## begin
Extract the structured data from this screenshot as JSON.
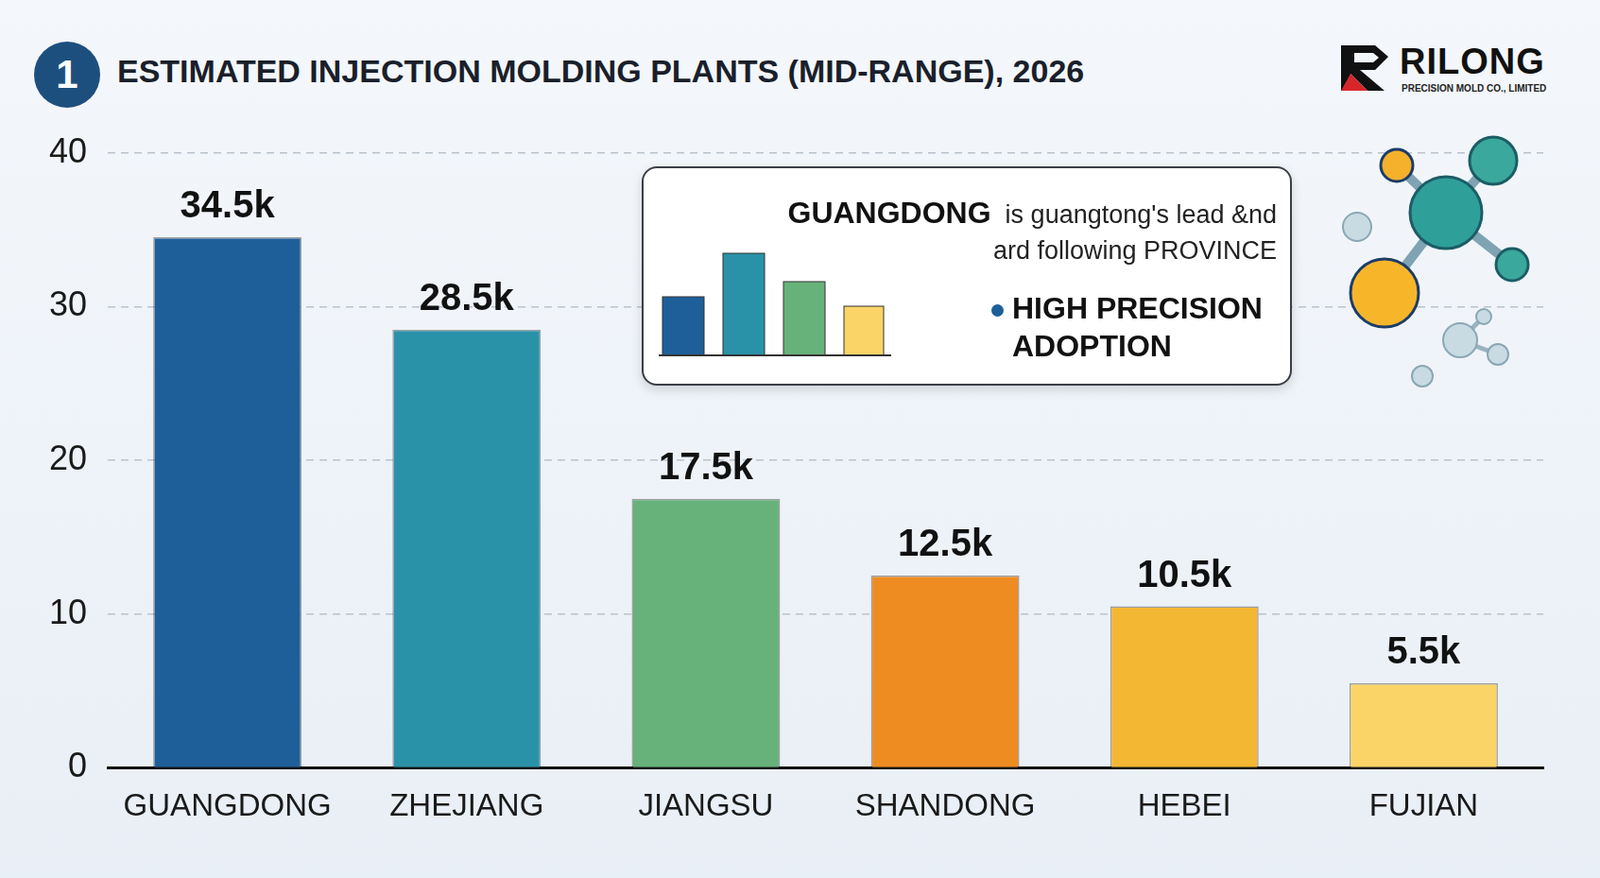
{
  "header": {
    "badge": "1",
    "logo": "RILONG",
    "logo_subtitle": "PRECISION MOLD CO., LIMITED"
  },
  "chart_data": {
    "type": "bar",
    "title": "ESTIMATED INJECTION MOLDING PLANTS (MID-RANGE), 2026",
    "categories": [
      "GUANGDONG",
      "ZHEJIANG",
      "JIANGSU",
      "SHANDONG",
      "HEBEI",
      "FUJIAN"
    ],
    "values": [
      34.5,
      28.5,
      17.5,
      12.5,
      10.5,
      5.5
    ],
    "value_labels": [
      "34.5k",
      "28.5k",
      "17.5k",
      "12.5k",
      "10.5k",
      "5.5k"
    ],
    "colors": [
      "#1f5f99",
      "#2a92a8",
      "#66b27a",
      "#ef8c21",
      "#f4b733",
      "#fad466"
    ],
    "ylim": [
      0,
      40
    ],
    "yticks": [
      0,
      10,
      20,
      30,
      40
    ],
    "grid": true,
    "data_labels": true,
    "annotations": [
      {
        "title": "GUANGDONG",
        "text": "is guangtong's lead &nd ard following PROVINCE",
        "bullet": "HIGH PRECISION ADOPTION"
      }
    ]
  }
}
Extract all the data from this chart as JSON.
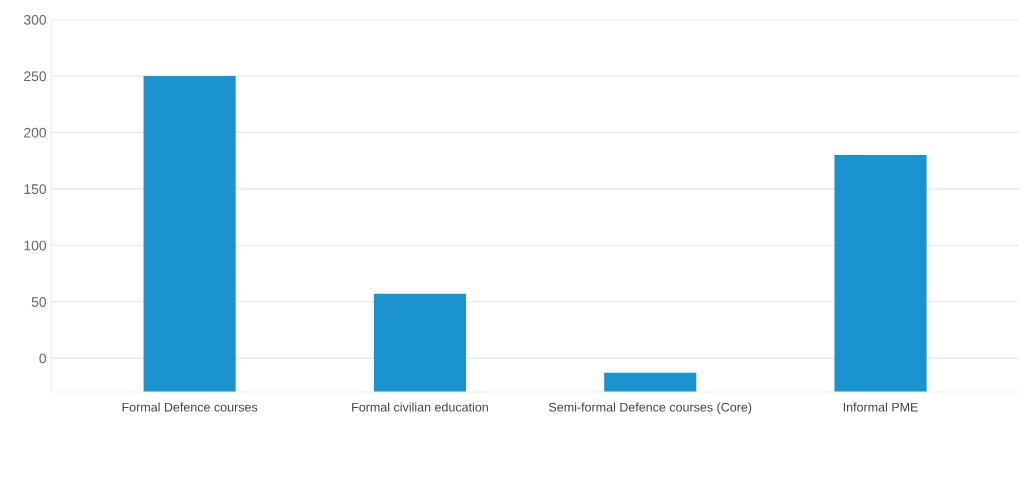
{
  "chart_data": {
    "type": "bar",
    "categories": [
      "Formal Defence courses",
      "Formal civilian education",
      "Semi-formal Defence courses (Core)",
      "Informal PME"
    ],
    "values": [
      280,
      87,
      17,
      210
    ],
    "base": [
      -30,
      -30,
      -30,
      -30
    ],
    "color": "#1b93cf",
    "ylim": [
      -30,
      300
    ],
    "yticks": [
      0,
      50,
      100,
      150,
      200,
      250,
      300
    ],
    "grid": "y"
  }
}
## end
• WHAT TO PRODUCE: Output precisely the lines in the material above from the line containing "Extract all the data from this chart as JSON." through its last line, and omit pictures.

• WRITTEN RESPONSE:
Extract all the data from this chart as JSON.
{
  "chart_data": {
    "type": "bar",
    "categories": [
      "Formal Defence courses",
      "Formal civilian education",
      "Semi-formal Defence courses (Core)",
      "Informal PME"
    ],
    "values": [
      280,
      87,
      17,
      210
    ],
    "base": [
      -30,
      -30,
      -30,
      -30
    ],
    "color": "#1b93cf",
    "ylim": [
      -30,
      300
    ],
    "yticks": [
      0,
      50,
      100,
      150,
      200,
      250,
      300
    ],
    "grid": "y"
  }
}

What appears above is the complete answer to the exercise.